_Problem description_:
Pick out the lines below with "South" and list them.

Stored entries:
# # # #
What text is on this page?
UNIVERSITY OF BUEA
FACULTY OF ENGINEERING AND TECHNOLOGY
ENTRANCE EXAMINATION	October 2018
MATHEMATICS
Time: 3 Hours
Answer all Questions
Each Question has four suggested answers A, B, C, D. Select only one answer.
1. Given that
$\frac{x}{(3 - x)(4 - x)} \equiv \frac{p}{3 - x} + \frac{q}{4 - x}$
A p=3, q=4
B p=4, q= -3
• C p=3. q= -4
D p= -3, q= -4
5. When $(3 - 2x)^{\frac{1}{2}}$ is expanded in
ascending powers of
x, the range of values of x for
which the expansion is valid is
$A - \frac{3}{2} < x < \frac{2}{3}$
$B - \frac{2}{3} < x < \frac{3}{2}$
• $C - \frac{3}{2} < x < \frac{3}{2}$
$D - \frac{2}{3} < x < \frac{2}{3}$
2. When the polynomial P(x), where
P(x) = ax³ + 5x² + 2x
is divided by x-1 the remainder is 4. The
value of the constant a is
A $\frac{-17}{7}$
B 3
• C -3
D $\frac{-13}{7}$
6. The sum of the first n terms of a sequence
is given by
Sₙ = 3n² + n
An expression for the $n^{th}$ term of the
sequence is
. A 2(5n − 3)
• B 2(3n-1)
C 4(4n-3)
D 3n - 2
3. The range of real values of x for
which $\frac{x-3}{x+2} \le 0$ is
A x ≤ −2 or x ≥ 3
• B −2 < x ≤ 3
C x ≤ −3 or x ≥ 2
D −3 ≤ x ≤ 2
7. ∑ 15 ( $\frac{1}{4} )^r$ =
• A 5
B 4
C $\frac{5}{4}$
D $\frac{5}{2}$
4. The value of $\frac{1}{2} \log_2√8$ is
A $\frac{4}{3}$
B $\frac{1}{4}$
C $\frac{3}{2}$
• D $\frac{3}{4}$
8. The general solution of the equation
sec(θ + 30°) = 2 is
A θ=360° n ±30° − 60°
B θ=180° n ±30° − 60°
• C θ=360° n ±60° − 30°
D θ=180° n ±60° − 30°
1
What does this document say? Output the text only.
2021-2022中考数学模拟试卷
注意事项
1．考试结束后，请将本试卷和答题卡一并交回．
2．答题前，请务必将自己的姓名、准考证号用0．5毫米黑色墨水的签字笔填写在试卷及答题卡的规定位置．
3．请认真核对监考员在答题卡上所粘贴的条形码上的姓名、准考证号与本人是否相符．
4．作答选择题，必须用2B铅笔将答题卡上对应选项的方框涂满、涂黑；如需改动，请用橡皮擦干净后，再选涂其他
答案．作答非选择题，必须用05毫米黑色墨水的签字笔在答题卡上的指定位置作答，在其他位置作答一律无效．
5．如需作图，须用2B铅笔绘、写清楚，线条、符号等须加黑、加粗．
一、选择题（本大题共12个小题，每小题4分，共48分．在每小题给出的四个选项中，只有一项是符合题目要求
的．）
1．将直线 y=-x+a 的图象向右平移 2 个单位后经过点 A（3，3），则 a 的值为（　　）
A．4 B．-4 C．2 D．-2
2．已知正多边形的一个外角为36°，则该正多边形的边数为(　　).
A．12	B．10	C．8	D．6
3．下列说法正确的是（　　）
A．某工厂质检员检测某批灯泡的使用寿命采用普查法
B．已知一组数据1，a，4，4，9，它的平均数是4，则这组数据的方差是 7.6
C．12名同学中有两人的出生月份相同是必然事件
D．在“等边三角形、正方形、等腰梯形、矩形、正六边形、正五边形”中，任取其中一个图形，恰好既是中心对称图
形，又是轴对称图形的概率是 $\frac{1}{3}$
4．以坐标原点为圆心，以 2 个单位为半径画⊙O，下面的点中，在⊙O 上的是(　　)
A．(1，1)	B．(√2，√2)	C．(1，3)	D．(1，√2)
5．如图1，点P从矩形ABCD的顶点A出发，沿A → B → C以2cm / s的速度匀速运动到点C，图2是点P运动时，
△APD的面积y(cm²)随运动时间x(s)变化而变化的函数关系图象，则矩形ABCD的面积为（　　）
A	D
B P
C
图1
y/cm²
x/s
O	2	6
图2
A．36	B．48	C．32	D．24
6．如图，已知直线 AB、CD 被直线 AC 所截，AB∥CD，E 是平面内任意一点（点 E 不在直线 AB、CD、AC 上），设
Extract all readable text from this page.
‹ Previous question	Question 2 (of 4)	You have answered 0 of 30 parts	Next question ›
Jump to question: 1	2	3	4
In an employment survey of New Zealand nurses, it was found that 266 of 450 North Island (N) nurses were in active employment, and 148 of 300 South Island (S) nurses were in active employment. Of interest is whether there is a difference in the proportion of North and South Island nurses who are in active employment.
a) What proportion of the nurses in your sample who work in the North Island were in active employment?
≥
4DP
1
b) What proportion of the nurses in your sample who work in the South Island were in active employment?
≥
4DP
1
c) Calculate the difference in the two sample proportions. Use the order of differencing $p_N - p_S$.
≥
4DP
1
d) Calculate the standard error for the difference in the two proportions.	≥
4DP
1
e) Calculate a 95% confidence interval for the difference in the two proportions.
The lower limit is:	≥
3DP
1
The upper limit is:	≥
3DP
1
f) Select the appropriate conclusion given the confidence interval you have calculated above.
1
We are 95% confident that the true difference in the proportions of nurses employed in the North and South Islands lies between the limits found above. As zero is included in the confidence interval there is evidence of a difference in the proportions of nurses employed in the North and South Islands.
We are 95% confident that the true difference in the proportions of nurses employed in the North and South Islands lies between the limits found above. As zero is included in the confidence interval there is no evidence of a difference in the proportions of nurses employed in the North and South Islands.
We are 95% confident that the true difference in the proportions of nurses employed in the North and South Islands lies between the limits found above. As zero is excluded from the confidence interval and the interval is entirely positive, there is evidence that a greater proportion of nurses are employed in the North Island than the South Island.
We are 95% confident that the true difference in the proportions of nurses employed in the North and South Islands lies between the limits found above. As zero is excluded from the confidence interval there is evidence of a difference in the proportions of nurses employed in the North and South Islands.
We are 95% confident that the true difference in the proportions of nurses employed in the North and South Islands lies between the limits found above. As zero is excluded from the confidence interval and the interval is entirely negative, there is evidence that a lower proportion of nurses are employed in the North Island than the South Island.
# # # #
_Reply to the exercise_:
In an employment survey of New Zealand nurses, it was found that 266 of 450 North Island (N) nurses were in active employment, and 148 of 300 South Island (S) nurses were in active employment. Of interest is whether there is a difference in the proportion of North and South Island nurses who are in active employment.
b) What proportion of the nurses in your sample who work in the South Island were in active employment?
We are 95% confident that the true difference in the proportions of nurses employed in the North and South Islands lies between the limits found above. As zero is included in the confidence interval there is evidence of a difference in the proportions of nurses employed in the North and South Islands.
We are 95% confident that the true difference in the proportions of nurses employed in the North and South Islands lies between the limits found above. As zero is included in the confidence interval there is no evidence of a difference in the proportions of nurses employed in the North and South Islands.
We are 95% confident that the true difference in the proportions of nurses employed in the North and South Islands lies between the limits found above. As zero is excluded from the confidence interval and the interval is entirely positive, there is evidence that a greater proportion of nurses are employed in the North Island than the South Island.
We are 95% confident that the true difference in the proportions of nurses employed in the North and South Islands lies between the limits found above. As zero is excluded from the confidence interval there is evidence of a difference in the proportions of nurses employed in the North and South Islands.
We are 95% confident that the true difference in the proportions of nurses employed in the North and South Islands lies between the limits found above. As zero is excluded from the confidence interval and the interval is entirely negative, there is evidence that a lower proportion of nurses are employed in the North Island than the South Island.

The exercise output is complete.